Instructions for the task = Answer with the number of lines in the listing below that contain the word "Adobe", and nothing else.

Extracted entries =
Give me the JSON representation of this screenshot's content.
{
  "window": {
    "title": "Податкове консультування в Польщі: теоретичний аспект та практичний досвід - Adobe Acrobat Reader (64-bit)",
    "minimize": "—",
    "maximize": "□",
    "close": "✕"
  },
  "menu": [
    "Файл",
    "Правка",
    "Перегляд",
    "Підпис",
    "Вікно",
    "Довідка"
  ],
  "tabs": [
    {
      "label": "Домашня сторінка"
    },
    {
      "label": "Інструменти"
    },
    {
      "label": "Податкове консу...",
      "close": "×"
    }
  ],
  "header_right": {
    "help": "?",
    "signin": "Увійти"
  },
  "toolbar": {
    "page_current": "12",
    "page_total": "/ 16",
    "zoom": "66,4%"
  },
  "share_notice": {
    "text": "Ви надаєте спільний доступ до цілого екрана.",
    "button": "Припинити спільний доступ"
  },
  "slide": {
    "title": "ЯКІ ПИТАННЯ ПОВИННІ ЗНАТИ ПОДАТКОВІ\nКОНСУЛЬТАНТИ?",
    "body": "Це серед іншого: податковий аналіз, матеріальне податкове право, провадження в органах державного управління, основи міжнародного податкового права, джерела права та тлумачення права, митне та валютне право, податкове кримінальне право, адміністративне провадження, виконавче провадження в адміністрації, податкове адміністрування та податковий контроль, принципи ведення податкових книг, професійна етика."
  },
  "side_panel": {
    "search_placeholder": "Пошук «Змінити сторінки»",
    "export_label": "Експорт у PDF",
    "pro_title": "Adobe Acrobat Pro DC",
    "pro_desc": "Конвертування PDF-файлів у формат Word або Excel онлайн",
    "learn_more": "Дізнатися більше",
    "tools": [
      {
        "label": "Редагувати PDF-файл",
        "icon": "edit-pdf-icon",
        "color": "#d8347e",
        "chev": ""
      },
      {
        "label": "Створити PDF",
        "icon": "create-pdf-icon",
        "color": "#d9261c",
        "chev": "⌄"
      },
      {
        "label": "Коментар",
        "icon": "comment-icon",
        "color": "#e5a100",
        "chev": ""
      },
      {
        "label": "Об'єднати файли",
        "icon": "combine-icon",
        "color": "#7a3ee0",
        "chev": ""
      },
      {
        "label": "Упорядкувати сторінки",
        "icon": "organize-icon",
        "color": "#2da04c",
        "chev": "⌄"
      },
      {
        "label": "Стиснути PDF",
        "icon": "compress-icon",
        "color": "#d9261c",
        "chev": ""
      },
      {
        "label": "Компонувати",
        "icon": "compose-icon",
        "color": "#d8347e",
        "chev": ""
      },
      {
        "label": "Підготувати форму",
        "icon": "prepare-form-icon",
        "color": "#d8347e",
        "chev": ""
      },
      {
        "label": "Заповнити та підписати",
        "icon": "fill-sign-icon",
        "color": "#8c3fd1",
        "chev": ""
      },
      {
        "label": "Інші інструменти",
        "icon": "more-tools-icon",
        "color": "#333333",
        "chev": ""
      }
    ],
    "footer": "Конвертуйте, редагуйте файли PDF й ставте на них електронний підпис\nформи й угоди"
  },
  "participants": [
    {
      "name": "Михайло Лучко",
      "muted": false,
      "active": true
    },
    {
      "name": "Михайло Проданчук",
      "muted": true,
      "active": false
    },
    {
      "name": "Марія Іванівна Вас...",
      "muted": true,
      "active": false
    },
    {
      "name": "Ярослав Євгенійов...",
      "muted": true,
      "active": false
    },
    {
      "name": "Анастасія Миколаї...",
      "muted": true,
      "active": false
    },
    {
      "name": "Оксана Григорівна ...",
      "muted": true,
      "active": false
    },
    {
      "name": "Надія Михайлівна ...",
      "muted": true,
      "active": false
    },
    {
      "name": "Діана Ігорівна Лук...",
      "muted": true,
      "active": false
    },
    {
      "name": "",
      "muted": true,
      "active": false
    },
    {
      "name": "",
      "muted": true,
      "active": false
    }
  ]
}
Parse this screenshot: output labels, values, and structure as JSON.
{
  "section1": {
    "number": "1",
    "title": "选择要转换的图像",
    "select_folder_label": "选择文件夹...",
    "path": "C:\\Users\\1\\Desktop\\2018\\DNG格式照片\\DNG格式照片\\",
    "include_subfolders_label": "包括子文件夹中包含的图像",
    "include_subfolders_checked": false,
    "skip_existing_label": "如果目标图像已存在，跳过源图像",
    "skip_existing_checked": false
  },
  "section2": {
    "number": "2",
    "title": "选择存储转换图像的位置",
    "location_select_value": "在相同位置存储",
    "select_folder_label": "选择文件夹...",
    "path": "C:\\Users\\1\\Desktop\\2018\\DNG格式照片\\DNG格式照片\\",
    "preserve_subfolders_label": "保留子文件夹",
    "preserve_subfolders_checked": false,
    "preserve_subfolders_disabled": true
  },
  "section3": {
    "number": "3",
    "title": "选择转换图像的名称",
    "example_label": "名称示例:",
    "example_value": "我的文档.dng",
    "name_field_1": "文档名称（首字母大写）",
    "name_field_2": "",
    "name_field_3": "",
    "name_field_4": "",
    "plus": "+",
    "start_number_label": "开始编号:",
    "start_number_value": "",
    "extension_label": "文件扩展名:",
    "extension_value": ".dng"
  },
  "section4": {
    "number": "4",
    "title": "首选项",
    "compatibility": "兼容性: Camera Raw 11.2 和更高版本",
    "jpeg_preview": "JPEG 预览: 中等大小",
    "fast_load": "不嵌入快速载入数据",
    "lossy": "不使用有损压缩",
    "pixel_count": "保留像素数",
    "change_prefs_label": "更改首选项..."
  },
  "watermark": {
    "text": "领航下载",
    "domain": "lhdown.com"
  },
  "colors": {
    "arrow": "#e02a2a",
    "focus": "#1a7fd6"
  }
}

Written solution = 2